## Instruction:
Look for the word "skulle" in the entries below, then copy every line that has it.

## Items listed in a dataset:
## START
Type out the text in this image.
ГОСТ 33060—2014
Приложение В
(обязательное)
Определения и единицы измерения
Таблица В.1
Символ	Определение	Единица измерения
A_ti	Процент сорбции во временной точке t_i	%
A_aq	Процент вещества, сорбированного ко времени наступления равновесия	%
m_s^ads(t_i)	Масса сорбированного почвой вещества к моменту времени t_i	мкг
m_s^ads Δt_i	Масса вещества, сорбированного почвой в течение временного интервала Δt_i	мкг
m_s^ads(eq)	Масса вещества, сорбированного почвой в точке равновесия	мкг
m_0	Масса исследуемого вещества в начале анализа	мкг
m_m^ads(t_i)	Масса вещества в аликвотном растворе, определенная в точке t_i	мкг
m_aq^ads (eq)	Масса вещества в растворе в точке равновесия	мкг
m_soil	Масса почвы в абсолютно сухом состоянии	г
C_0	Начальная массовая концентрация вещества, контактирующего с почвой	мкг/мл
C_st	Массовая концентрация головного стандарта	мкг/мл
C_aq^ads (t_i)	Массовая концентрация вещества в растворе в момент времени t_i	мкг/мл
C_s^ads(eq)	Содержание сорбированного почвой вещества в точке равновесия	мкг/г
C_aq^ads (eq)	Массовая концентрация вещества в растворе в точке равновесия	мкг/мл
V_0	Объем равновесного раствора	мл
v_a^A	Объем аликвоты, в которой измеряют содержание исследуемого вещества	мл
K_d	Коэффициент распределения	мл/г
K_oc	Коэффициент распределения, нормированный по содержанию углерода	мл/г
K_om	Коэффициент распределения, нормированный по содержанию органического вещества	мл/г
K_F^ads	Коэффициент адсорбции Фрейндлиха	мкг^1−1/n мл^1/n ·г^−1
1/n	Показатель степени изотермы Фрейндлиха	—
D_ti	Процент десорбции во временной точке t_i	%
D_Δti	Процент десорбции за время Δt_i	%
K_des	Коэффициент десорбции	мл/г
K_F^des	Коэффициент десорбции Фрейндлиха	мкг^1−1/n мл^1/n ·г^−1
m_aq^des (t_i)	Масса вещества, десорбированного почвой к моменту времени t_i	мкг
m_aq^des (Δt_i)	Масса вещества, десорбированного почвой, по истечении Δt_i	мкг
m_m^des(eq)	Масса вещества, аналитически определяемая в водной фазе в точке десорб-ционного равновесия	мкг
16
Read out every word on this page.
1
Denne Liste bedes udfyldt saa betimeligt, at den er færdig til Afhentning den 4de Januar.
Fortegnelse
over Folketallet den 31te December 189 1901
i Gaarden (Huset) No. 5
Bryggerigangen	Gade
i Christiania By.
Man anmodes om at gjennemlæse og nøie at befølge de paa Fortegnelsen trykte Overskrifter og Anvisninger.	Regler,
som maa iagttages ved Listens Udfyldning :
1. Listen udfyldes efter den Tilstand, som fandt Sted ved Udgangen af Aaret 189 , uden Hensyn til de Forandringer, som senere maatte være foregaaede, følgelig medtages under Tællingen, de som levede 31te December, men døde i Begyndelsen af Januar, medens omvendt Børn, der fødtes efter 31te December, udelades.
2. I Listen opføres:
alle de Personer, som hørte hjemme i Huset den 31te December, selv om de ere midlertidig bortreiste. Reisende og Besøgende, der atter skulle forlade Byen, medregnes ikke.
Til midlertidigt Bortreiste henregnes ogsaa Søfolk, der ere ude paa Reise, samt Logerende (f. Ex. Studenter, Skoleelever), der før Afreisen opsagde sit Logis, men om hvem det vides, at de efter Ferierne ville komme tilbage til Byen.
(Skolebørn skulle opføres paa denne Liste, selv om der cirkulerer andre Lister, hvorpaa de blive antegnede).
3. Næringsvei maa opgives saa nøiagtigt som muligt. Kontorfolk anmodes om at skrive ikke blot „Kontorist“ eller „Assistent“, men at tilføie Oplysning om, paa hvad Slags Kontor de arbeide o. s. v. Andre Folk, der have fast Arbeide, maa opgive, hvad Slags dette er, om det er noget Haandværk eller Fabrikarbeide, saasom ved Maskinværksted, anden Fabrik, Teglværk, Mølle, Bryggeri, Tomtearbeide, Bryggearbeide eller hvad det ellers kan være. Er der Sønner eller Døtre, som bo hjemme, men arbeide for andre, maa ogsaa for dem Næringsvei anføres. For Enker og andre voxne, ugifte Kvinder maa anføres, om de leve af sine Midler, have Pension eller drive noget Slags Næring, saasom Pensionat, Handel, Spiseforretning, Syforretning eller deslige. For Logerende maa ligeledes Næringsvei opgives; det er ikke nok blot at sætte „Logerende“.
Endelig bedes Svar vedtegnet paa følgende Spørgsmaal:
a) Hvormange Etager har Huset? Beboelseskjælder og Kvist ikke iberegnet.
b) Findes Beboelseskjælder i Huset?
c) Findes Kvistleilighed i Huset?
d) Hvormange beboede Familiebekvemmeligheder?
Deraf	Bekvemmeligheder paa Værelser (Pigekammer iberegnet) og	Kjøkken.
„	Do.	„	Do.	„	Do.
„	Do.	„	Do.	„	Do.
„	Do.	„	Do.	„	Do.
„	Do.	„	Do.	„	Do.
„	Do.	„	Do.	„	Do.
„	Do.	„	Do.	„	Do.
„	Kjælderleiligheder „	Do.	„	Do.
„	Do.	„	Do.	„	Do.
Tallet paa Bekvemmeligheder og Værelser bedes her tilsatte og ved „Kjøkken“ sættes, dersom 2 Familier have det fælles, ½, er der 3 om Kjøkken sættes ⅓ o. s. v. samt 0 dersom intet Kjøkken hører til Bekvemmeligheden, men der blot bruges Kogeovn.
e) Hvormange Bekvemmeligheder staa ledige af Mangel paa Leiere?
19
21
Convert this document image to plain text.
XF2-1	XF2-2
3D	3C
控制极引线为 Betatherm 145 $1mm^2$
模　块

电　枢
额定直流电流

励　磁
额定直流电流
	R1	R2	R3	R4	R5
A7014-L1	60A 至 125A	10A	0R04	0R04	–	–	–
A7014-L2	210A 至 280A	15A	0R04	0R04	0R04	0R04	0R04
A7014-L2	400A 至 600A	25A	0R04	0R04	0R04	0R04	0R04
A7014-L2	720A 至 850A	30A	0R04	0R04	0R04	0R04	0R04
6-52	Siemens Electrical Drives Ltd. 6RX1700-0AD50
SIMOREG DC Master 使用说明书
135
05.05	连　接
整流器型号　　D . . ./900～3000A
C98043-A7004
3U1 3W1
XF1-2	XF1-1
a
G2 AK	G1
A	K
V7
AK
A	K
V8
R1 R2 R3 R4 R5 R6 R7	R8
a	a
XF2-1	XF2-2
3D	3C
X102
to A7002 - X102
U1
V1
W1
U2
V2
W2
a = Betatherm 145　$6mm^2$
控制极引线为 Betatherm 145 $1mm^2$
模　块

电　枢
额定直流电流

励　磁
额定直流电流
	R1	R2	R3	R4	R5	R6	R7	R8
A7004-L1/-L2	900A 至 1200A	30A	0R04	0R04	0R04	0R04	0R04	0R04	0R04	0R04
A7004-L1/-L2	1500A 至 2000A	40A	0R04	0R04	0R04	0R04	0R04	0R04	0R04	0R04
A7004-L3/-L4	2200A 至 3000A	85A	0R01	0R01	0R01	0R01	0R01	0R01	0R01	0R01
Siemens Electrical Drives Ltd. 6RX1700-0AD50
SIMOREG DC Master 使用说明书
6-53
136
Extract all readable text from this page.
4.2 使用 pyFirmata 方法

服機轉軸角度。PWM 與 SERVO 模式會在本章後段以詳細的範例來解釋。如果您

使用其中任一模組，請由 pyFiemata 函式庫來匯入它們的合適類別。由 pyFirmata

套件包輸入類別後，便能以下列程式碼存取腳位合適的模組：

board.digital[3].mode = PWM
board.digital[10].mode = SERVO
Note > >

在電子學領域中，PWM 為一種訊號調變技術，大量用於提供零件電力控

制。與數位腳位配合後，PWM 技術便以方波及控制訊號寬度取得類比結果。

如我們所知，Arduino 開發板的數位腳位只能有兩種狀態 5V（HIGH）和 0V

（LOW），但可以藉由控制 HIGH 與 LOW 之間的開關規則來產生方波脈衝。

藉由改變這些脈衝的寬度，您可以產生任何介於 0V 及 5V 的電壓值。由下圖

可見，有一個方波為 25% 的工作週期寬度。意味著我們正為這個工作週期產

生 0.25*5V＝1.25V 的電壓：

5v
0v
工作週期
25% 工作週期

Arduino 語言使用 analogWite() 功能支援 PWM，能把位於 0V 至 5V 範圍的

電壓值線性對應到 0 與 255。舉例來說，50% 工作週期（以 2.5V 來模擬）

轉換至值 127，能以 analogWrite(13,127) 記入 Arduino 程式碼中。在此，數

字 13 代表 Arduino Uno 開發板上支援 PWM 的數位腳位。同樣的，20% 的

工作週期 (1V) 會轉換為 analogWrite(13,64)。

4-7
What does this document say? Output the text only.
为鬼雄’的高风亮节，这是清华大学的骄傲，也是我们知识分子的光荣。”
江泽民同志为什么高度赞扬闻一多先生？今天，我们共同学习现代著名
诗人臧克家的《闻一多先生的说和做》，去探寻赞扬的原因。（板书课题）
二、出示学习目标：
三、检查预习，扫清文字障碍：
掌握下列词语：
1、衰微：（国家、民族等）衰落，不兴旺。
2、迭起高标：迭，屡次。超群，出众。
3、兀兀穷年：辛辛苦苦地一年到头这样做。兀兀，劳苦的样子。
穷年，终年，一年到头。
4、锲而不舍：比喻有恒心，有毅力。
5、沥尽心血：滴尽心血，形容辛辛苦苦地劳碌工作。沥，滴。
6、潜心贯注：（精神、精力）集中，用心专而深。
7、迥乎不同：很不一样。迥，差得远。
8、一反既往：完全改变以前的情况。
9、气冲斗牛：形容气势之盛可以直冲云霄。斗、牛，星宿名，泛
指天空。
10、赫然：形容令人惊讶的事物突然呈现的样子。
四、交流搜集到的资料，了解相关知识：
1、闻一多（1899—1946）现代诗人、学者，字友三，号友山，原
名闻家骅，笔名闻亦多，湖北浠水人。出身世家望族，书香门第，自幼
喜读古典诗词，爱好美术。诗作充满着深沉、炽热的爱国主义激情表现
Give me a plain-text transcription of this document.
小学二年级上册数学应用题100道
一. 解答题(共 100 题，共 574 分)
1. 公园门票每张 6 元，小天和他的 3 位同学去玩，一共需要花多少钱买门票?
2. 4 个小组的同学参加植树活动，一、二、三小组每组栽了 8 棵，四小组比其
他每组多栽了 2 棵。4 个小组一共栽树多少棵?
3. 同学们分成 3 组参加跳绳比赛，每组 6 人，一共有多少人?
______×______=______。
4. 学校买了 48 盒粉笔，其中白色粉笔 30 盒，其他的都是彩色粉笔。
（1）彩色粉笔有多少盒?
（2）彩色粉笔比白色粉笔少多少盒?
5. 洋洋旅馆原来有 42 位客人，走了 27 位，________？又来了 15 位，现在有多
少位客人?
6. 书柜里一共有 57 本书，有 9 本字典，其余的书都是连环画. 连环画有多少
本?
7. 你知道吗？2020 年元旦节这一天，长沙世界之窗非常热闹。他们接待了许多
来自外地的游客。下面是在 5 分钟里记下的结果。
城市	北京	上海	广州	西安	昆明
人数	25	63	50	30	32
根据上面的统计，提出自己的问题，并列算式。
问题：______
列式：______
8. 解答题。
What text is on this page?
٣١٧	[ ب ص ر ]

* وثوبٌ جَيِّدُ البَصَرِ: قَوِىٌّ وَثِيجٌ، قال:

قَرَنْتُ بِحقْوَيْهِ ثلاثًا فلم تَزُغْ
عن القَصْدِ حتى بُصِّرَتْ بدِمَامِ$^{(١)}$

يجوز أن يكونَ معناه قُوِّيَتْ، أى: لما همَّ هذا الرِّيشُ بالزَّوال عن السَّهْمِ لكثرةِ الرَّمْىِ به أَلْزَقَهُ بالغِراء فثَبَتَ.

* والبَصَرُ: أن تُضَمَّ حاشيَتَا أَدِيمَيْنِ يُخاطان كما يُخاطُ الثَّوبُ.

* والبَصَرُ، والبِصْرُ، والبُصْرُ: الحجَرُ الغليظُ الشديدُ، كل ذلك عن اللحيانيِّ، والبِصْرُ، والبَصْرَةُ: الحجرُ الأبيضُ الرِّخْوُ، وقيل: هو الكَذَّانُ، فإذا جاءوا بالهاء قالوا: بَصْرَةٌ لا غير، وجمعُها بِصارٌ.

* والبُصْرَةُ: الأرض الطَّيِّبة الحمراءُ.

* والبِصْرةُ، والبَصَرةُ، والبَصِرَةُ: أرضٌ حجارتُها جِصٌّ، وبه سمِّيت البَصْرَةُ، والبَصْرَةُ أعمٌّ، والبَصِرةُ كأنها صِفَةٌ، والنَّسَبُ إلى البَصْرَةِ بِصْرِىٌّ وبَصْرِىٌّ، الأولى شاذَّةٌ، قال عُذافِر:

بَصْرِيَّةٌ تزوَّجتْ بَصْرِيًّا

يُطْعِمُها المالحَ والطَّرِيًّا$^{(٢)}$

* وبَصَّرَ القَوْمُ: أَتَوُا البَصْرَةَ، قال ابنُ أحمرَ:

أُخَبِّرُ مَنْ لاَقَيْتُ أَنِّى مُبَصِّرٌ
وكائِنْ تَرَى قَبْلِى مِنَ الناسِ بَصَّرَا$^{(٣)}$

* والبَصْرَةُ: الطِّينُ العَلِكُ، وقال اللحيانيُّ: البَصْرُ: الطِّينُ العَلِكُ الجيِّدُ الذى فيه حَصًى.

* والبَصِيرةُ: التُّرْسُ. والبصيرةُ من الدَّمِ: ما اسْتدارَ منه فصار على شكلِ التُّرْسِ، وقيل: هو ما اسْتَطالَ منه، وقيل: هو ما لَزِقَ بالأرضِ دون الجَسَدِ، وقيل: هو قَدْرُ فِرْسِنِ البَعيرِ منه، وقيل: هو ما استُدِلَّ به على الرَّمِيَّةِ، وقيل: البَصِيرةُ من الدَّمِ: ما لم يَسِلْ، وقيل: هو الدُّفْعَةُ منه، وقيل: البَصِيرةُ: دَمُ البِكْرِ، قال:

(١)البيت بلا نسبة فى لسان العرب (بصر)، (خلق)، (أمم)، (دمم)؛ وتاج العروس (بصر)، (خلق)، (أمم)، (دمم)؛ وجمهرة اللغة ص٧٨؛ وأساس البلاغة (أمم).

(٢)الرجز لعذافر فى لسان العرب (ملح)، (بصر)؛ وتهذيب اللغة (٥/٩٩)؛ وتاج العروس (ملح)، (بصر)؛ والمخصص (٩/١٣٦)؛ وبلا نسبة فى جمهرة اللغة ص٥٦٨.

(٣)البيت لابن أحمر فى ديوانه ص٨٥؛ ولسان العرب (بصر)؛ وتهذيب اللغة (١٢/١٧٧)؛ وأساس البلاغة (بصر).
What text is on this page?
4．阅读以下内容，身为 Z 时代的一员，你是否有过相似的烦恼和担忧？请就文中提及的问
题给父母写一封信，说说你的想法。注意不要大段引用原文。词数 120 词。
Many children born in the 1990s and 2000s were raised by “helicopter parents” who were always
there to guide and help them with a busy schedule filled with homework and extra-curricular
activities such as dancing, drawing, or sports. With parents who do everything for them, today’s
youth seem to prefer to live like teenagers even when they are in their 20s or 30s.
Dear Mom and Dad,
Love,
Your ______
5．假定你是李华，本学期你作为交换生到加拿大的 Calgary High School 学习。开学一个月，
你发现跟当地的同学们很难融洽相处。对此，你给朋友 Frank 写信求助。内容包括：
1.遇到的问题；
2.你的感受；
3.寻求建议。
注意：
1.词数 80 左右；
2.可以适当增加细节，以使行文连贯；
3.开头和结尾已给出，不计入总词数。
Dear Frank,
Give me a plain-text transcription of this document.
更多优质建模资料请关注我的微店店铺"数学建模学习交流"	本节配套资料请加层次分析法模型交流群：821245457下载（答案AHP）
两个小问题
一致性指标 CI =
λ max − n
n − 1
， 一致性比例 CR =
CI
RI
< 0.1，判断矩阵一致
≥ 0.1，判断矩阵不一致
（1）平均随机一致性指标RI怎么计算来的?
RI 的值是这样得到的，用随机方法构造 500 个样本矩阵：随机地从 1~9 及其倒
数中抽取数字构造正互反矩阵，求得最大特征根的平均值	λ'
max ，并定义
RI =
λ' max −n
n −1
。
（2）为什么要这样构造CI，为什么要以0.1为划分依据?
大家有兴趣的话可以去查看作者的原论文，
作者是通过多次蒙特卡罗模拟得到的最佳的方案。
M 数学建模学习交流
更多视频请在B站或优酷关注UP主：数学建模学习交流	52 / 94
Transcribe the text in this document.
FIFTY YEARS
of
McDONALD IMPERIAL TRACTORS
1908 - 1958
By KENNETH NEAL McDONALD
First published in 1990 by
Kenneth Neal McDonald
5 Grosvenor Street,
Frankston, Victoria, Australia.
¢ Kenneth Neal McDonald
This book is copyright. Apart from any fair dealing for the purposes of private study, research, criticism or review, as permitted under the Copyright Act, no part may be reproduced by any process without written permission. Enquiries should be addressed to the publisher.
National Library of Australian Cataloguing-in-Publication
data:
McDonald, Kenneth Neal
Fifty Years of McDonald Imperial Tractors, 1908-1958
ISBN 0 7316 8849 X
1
## END
## Worked solution:
alle de Personer, som hørte hjemme i Huset den 31te December, selv om de ere midlertidig bortreiste. Reisende og Besøgende, der atter skulle forlade Byen, medregnes ikke.
(Skolebørn skulle opføres paa denne Liste, selv om der cirkulerer andre Lister, hvorpaa de blive antegnede).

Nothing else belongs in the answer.